Items from a data source:
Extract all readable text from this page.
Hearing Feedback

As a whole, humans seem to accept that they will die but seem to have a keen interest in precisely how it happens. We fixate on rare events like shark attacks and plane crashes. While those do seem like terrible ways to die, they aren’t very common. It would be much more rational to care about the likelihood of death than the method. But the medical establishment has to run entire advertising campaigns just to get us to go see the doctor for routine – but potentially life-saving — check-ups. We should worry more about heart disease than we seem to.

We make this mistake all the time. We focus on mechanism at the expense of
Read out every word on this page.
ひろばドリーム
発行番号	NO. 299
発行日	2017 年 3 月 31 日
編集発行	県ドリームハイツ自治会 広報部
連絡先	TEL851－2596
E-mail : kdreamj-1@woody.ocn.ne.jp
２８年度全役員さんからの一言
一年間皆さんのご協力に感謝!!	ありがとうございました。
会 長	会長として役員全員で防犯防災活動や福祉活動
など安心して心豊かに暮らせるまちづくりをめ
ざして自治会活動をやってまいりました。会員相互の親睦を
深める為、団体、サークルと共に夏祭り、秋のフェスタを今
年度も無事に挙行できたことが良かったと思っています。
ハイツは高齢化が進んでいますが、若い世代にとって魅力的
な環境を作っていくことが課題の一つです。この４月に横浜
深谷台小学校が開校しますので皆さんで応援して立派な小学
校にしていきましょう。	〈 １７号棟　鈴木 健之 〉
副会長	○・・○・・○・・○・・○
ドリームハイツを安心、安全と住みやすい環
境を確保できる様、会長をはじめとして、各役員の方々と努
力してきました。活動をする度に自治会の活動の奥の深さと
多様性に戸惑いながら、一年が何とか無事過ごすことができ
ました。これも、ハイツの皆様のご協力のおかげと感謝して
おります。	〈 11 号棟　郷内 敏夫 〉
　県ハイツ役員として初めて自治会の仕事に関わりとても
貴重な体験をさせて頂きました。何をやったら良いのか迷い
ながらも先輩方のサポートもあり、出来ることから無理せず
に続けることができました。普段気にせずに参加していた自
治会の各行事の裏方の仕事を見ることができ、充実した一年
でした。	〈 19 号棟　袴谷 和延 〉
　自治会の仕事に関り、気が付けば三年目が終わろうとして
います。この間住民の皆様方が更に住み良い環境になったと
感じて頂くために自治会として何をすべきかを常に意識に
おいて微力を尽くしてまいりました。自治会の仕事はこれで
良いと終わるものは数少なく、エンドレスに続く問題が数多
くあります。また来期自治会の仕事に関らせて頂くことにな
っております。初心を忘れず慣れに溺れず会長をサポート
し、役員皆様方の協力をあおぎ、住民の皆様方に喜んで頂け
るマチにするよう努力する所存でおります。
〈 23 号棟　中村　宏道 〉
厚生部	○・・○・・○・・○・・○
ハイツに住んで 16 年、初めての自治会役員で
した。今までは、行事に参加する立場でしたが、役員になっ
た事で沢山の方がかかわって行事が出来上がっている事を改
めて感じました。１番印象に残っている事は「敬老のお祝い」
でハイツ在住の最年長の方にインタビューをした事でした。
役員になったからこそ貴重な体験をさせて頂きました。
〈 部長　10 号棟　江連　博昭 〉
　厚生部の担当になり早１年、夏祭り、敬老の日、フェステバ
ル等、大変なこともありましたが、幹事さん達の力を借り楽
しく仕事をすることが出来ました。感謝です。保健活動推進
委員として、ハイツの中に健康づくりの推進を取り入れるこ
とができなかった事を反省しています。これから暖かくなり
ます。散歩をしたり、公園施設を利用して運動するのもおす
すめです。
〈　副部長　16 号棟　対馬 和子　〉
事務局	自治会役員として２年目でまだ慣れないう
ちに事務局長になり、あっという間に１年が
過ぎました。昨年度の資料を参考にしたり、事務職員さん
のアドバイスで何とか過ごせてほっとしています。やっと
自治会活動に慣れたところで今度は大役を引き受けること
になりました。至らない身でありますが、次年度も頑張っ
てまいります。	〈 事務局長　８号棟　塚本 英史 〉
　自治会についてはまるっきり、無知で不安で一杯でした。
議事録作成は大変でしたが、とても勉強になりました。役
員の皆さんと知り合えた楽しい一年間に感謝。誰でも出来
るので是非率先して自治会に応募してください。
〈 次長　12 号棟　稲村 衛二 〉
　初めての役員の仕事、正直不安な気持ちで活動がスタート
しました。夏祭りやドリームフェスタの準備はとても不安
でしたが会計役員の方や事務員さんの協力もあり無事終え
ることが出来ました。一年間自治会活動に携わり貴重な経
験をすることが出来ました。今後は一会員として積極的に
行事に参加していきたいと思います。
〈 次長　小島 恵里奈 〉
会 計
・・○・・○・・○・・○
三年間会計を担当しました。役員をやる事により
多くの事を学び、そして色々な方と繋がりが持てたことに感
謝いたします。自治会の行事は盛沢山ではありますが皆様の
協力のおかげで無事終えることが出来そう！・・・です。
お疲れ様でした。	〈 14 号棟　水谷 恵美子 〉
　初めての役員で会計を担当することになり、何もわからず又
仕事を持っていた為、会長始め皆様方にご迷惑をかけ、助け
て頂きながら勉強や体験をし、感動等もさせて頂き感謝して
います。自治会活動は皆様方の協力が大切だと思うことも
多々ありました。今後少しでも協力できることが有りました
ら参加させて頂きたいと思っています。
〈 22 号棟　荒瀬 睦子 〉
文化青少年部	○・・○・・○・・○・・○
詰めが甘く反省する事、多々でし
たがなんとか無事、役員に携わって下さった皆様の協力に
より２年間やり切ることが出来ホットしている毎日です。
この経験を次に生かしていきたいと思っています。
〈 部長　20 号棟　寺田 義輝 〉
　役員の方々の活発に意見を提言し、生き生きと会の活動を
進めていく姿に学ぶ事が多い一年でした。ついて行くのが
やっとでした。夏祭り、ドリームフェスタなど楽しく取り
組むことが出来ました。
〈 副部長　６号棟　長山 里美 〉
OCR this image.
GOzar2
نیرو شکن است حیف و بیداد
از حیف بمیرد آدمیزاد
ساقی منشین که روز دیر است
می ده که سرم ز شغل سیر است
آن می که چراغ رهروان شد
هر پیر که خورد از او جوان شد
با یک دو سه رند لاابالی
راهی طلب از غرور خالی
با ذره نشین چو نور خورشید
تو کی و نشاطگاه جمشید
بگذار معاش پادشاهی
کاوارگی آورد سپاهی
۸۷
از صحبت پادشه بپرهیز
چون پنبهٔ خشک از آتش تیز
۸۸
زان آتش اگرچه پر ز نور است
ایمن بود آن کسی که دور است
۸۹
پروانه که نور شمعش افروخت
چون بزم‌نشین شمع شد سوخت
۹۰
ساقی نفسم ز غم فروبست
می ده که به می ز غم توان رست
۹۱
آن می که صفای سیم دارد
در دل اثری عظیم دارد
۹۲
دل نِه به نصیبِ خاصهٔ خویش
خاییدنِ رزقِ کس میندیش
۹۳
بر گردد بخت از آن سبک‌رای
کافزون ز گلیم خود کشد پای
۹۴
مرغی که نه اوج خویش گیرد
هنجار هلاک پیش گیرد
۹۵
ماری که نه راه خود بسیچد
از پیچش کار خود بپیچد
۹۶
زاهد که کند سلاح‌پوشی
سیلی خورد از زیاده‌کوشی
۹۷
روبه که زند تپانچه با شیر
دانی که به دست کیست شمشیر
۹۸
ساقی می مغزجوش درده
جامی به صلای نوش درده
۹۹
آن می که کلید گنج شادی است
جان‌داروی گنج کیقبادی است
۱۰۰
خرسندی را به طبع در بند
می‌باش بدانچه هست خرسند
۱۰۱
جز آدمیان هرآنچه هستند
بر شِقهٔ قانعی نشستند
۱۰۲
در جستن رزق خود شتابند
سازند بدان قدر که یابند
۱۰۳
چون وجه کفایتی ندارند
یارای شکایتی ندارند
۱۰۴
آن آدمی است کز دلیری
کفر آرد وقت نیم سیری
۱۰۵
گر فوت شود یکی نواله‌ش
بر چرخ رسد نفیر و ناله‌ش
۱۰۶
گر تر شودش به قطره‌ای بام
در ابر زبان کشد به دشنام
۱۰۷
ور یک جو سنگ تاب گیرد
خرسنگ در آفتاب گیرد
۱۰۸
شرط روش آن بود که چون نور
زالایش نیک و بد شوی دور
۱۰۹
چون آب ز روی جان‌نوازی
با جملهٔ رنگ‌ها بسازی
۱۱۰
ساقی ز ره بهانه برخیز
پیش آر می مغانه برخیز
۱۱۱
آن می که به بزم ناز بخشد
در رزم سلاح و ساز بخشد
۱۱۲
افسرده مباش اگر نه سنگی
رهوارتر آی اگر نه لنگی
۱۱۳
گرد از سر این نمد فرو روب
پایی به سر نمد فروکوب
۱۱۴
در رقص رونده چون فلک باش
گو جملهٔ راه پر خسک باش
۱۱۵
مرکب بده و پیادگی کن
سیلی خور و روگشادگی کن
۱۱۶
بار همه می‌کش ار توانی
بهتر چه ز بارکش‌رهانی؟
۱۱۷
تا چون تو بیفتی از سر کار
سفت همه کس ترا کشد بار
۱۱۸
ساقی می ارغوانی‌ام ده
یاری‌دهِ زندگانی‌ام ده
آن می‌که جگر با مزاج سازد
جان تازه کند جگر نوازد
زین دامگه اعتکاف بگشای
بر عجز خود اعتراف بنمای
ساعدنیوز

*Stated goal*. Pull every line holding "page" out of the records.

*Exercise response*.
Extract all readable text from this page.
Read out every word on this page.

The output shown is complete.